Passage shown
=====

By Ron Phillips (The Black Liberator 1975: 291-299)


Few places demonstrate as clearly as Manchester, the crucial role of black labour power in the development of the productive forces and the political economy of Britain.  If Liverpool and Bristol are associated with the accumulation of profit from the slave trade then Manchester must be given pride of place in the application of that accumulation to the development of the industrial revolution.  Manchester’s consciousness of black people had therefore from the beginning of its development been connected with its economic life.


Up to and including the 1930s black settlement in Manchester was concentrated in Cheetham  Hill and some areas of Salford, because of their proximity to the docks…By the 1940s West Indian servicemen and a few war production workers had began to appear as well as larger numbers of West African merchant seamen.  The more successful of them became small businessmen who were able to contribute to the funding of the 1945 Pan-African Conference.  They were also able to move their families into the old working-class slum of Hulme, where Engels had earlier gathered much of his materials for his study of conditions of the Working Class in England.

=====

Source material
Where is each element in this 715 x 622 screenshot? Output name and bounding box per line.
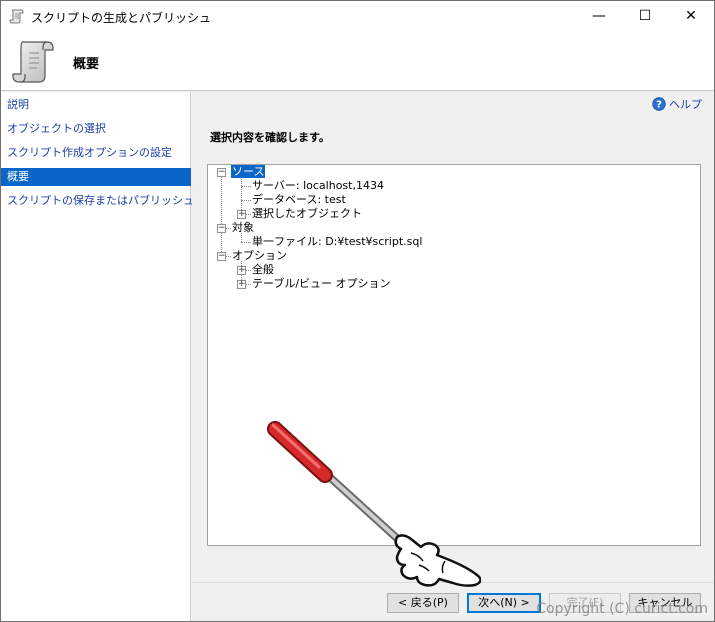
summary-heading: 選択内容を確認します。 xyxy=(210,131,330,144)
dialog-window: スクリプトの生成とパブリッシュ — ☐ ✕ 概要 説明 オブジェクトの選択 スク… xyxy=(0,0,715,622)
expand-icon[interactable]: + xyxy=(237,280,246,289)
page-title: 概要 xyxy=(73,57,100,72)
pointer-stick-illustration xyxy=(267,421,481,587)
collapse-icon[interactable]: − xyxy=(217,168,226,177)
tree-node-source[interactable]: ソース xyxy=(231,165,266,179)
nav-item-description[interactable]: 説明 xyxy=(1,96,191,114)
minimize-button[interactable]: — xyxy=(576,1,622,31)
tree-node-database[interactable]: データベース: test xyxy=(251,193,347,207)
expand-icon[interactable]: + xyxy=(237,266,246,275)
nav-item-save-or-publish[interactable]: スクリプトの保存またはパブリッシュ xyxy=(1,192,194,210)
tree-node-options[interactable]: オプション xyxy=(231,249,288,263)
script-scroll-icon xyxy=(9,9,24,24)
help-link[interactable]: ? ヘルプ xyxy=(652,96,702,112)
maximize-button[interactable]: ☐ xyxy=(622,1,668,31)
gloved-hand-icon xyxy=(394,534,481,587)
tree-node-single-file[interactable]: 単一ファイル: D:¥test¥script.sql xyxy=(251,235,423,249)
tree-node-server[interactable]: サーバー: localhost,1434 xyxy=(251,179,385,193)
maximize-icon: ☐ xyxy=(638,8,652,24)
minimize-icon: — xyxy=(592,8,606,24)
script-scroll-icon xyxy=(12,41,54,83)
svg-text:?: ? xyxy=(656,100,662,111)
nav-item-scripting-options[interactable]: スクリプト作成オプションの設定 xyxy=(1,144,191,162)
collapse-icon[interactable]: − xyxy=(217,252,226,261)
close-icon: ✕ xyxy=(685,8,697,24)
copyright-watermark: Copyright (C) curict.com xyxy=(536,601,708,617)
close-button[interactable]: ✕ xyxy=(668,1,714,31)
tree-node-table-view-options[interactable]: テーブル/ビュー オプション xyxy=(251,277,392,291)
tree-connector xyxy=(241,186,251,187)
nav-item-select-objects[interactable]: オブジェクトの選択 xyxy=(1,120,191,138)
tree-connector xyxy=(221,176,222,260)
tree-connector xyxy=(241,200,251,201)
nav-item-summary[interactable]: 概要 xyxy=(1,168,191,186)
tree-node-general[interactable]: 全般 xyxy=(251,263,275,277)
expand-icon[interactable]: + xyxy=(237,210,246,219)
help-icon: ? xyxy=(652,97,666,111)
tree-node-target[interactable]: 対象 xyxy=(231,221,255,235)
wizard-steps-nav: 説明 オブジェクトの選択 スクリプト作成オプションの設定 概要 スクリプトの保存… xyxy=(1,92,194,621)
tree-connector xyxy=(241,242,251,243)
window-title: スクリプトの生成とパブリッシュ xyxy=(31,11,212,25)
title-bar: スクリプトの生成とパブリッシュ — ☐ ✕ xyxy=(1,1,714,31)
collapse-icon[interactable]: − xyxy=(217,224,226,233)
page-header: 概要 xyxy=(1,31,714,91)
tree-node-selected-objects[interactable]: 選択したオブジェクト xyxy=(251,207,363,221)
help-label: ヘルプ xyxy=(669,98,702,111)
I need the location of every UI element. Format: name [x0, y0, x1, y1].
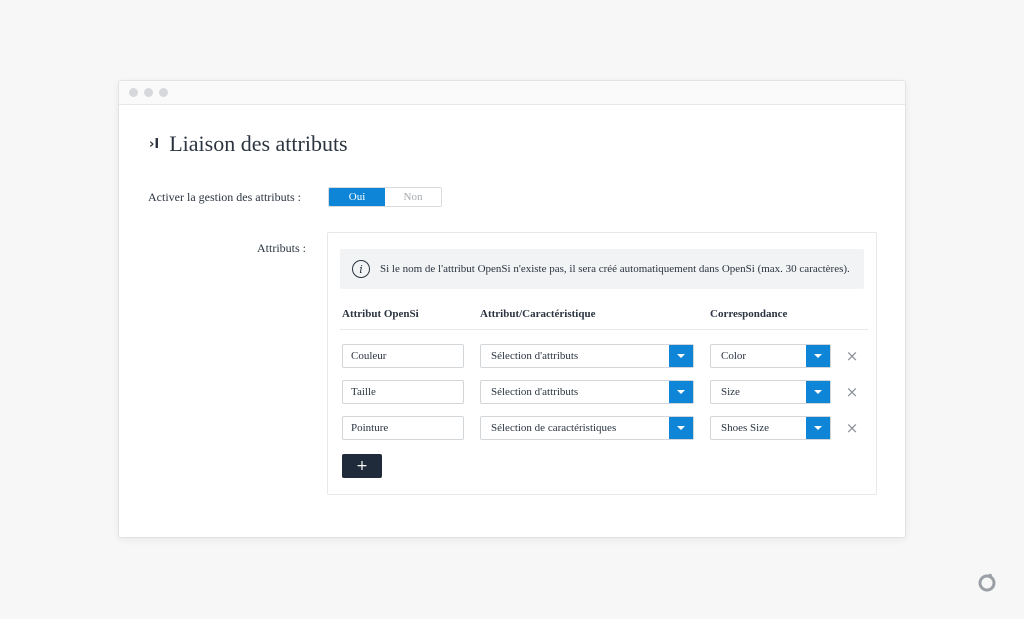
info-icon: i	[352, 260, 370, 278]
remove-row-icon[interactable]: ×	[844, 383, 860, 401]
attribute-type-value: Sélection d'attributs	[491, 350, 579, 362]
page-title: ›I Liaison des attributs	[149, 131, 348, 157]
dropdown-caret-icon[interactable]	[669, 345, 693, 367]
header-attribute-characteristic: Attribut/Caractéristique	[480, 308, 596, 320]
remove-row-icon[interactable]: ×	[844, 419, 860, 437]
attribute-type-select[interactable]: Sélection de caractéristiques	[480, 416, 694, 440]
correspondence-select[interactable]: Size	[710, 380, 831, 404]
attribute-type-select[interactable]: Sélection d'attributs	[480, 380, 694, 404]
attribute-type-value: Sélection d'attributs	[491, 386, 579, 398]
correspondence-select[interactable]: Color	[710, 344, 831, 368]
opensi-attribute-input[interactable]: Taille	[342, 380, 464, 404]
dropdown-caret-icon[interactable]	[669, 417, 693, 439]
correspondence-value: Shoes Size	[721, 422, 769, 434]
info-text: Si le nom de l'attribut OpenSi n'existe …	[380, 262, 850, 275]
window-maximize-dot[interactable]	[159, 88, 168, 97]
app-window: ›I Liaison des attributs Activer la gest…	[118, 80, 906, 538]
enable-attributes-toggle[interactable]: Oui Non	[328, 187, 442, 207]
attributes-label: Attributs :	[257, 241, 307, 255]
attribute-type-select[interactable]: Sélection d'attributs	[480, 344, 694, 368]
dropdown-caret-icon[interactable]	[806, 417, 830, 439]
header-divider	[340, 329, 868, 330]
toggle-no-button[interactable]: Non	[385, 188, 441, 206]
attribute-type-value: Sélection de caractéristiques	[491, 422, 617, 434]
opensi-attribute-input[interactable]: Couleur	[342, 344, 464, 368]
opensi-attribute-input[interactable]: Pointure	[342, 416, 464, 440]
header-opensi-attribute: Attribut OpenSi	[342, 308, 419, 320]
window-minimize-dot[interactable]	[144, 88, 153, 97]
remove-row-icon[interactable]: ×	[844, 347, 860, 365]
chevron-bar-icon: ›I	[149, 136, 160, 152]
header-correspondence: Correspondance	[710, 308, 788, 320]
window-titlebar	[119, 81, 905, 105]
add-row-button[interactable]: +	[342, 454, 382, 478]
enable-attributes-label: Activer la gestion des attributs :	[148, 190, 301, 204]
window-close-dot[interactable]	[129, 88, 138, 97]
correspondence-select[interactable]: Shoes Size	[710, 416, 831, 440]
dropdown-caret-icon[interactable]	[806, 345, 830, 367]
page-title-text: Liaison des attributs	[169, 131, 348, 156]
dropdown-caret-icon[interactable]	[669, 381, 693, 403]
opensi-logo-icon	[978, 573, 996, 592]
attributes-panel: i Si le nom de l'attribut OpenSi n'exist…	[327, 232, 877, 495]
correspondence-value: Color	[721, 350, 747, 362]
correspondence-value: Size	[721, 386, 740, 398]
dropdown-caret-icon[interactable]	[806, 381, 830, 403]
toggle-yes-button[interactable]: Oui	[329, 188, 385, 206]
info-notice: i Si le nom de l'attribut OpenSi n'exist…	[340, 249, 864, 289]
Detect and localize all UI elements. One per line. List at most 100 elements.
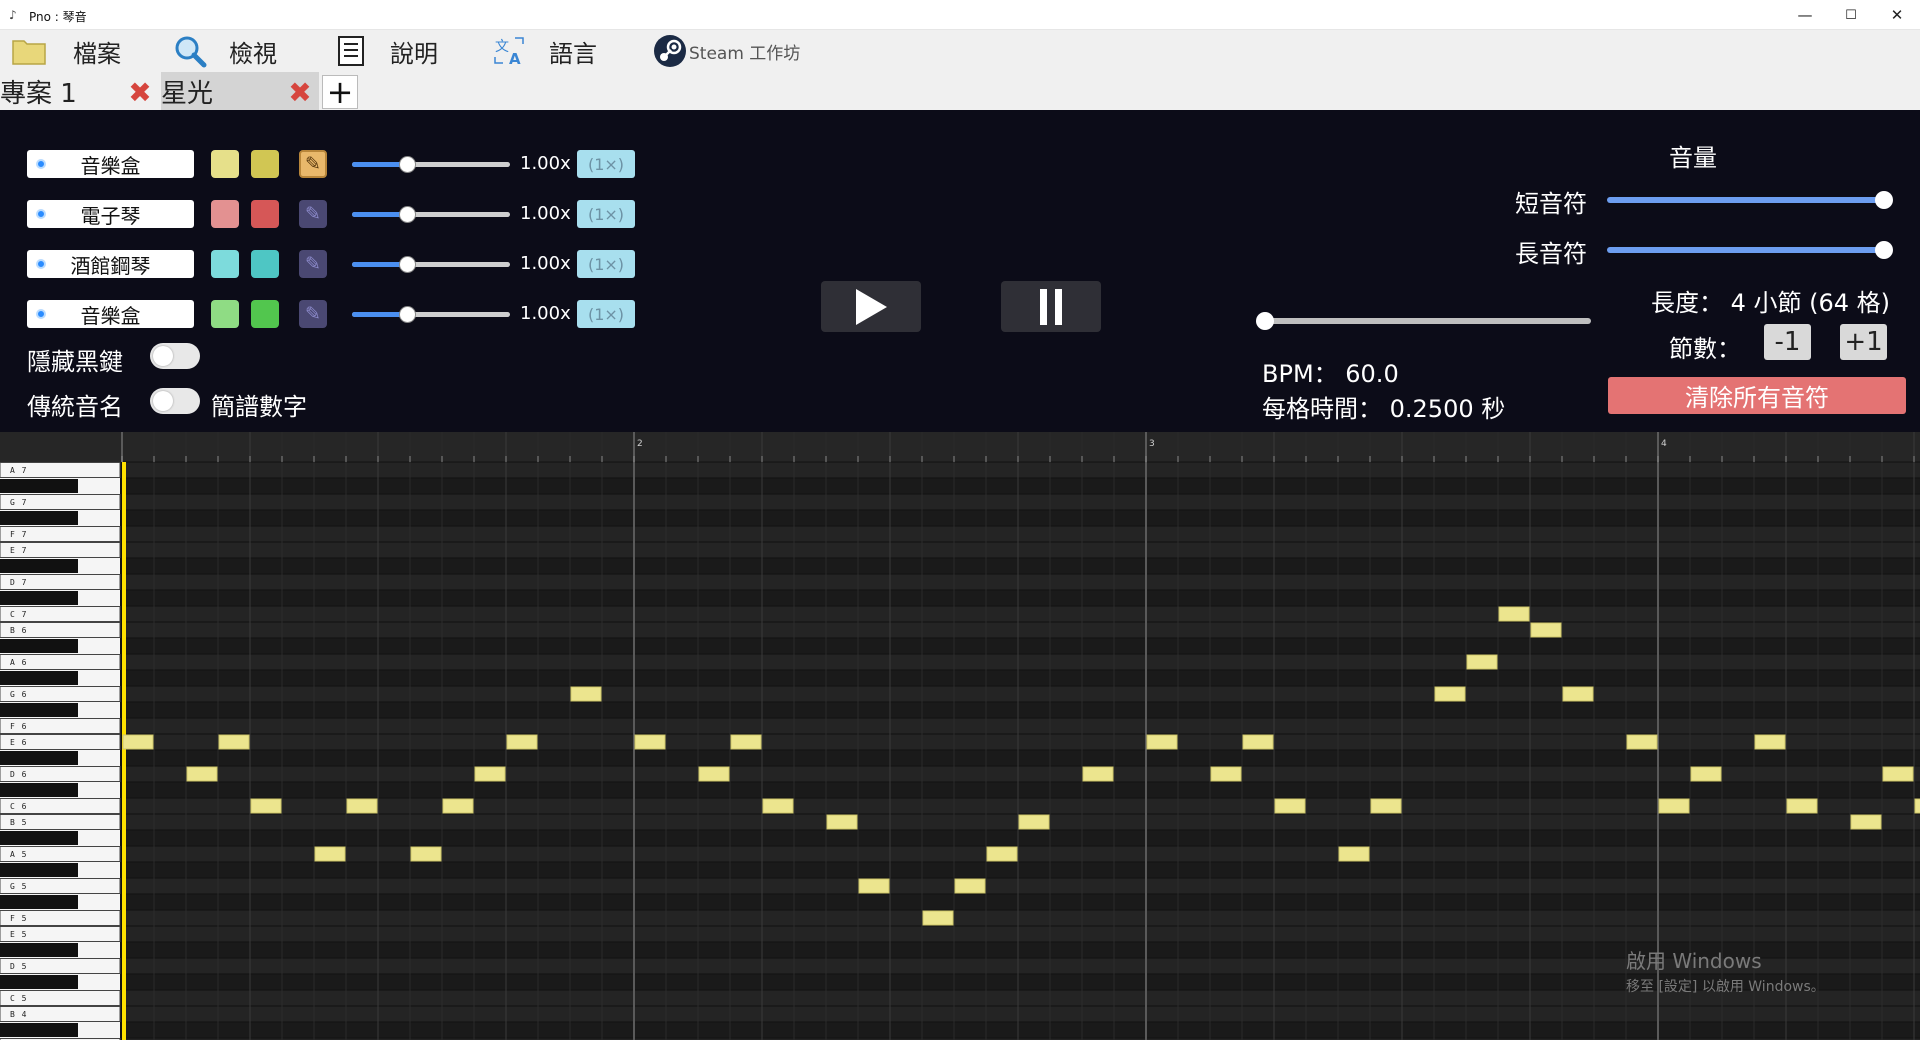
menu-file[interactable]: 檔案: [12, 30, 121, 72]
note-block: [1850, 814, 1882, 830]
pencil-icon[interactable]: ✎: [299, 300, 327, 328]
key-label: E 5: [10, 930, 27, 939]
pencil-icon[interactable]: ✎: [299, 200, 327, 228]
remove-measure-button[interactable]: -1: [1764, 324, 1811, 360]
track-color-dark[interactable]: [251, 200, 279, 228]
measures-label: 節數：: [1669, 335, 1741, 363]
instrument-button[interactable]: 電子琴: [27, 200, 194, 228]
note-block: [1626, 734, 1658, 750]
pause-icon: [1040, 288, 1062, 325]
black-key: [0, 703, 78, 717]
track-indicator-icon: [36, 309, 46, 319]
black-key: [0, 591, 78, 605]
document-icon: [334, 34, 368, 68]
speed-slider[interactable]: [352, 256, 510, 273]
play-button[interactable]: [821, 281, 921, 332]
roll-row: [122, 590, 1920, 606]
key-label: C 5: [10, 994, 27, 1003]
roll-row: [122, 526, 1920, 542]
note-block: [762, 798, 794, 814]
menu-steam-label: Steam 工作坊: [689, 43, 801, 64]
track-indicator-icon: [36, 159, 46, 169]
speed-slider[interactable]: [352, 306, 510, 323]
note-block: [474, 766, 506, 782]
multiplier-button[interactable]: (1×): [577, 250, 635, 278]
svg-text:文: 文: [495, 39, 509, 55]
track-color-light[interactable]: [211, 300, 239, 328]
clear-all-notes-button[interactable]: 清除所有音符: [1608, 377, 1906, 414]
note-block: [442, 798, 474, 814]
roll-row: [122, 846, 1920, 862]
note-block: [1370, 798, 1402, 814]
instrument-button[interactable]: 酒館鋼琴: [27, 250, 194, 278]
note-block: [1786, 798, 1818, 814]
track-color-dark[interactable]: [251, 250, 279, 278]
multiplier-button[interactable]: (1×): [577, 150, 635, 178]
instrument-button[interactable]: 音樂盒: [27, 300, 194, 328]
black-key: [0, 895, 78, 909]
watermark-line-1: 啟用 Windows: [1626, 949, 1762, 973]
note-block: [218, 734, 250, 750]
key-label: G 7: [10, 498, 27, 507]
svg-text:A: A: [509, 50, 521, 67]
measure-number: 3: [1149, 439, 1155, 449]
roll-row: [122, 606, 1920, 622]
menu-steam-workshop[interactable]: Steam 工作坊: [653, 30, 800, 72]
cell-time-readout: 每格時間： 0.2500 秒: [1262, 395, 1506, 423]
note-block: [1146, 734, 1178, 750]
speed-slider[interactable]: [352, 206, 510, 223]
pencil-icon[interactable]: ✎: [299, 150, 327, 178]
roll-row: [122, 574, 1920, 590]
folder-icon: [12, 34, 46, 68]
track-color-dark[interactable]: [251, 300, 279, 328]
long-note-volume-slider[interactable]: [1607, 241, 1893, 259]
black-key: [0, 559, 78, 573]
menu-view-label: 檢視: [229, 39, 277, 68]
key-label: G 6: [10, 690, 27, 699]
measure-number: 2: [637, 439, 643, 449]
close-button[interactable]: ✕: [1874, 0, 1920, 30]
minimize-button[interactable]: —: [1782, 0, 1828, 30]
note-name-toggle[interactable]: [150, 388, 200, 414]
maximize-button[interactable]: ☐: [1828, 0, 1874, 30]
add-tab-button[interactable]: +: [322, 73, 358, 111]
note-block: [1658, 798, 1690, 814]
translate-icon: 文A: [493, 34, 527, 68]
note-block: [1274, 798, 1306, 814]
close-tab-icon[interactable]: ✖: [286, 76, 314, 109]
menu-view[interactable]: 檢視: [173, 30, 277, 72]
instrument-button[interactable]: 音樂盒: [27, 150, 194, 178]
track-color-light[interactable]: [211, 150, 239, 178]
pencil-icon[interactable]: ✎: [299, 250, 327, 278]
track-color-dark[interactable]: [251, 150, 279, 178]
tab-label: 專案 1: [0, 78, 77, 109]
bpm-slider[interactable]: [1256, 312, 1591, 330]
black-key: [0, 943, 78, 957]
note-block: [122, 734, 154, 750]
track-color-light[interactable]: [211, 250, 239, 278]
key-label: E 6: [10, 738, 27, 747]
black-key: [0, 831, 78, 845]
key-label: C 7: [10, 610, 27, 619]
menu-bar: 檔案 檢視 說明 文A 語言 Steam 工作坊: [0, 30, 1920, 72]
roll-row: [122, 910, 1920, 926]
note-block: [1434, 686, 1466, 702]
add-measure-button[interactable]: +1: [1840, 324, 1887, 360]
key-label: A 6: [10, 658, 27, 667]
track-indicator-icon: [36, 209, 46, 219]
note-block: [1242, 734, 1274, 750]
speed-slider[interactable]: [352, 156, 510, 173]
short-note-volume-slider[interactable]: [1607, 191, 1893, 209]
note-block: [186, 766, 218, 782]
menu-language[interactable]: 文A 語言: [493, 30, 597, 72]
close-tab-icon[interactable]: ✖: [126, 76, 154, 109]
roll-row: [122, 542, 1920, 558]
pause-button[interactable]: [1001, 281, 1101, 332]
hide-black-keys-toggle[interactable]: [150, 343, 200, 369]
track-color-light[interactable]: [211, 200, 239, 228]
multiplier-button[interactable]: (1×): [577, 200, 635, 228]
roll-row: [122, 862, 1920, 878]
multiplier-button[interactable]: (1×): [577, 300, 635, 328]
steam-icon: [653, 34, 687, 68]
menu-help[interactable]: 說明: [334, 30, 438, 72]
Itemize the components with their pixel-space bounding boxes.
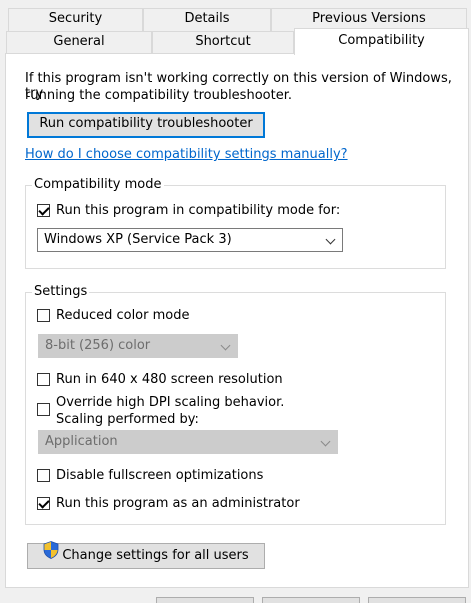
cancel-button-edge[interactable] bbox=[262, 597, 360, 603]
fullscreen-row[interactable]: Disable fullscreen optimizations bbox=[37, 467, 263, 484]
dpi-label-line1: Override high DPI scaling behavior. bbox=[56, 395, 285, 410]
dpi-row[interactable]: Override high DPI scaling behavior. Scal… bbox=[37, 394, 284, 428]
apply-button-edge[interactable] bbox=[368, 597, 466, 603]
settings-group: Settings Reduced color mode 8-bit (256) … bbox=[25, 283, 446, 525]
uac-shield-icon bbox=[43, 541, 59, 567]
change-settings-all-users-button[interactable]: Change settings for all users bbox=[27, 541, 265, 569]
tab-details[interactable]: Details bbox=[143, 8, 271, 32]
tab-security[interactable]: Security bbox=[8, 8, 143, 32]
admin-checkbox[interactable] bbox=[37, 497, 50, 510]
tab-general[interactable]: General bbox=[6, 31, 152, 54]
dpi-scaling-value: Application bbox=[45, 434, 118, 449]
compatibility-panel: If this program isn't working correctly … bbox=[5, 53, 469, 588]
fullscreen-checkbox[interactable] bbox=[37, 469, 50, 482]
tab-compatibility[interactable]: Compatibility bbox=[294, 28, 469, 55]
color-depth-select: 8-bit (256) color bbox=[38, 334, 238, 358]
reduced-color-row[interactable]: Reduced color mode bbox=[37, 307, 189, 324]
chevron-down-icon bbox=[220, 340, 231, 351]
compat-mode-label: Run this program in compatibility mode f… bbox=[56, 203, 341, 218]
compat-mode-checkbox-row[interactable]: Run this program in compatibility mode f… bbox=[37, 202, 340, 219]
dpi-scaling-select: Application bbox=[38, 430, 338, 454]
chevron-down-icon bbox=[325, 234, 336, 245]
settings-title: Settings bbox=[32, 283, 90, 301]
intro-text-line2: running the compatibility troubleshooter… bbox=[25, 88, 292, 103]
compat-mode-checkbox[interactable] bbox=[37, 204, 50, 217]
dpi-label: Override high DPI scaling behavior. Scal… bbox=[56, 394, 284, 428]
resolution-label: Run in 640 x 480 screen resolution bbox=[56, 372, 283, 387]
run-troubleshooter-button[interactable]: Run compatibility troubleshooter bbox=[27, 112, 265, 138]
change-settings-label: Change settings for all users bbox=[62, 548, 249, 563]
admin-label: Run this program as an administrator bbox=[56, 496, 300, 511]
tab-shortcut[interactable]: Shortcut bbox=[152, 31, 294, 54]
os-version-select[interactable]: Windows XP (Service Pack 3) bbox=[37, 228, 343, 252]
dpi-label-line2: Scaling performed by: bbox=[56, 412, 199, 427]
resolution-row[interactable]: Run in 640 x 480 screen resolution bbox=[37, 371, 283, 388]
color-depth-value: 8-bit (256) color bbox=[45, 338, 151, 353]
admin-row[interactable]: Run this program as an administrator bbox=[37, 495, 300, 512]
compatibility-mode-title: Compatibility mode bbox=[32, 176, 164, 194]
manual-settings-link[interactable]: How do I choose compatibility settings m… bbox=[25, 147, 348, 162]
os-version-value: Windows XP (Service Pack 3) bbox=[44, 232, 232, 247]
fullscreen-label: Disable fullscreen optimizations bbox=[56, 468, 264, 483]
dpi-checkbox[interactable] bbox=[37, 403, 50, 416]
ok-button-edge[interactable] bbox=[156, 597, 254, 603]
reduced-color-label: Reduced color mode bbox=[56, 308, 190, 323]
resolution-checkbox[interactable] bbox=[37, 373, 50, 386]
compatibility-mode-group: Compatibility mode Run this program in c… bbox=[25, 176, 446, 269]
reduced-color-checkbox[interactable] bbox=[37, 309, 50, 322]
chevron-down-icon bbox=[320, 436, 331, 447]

=====

Requirement 1
In the listing, rewrite the lines from the one containing "menu-file[interactable]: 檔案: [12, 30, 121, 72]" up to and including the one containing "measures-label: 節數：: [1669, 335, 1741, 363]", changing "pencil-icon" to "edit-icon" and leaving everything else the same.
Requirement 2
Carry on the passage about black settlement in Manchester from its last sentence.

Expected answer 1
menu-file[interactable]: 檔案: [12, 30, 121, 72]
note-block: [1850, 814, 1882, 830]
edit-icon[interactable]: ✎: [299, 300, 327, 328]
key-label: E 5: [10, 930, 27, 939]
edit-icon[interactable]: ✎: [299, 200, 327, 228]
remove-measure-button[interactable]: -1: [1764, 324, 1811, 360]
track-color-dark[interactable]: [251, 200, 279, 228]
measures-label: 節數：: [1669, 335, 1741, 363]

Expected answer 2
At the end of the Second  World War,  the rise of West Indian immigration to the North  West was signalled by the arrival of ‘Empire Windrush’ at Liverpool.  In common with communities in other cities, Manchester’s blacks now formed a replacement population for white workers refusing to do unpalatable or low-wage jobs.  The No 53 bus was contemptuously christened the ‘African Queen’, which was in reference to the fact that thousands of  Manchester’s black workers, travelled to the massive industrial estate of Trafford Park to badly paid, dirty and dangerous jobs.  Male black workers were concentrated in low-wage occupations –public transport, cleansing, street production, rubber processing and regeneration of ‘health-hazardous jobs – asbestos processing.  At Trafford Park, many black women worked in food production and packaging. Apart from the manufacture of rubber goods, light engineering and plastic extrusion, a number of black women made their living in the clothing trade some parts of which was notorious for sweatshop conditions and low wages.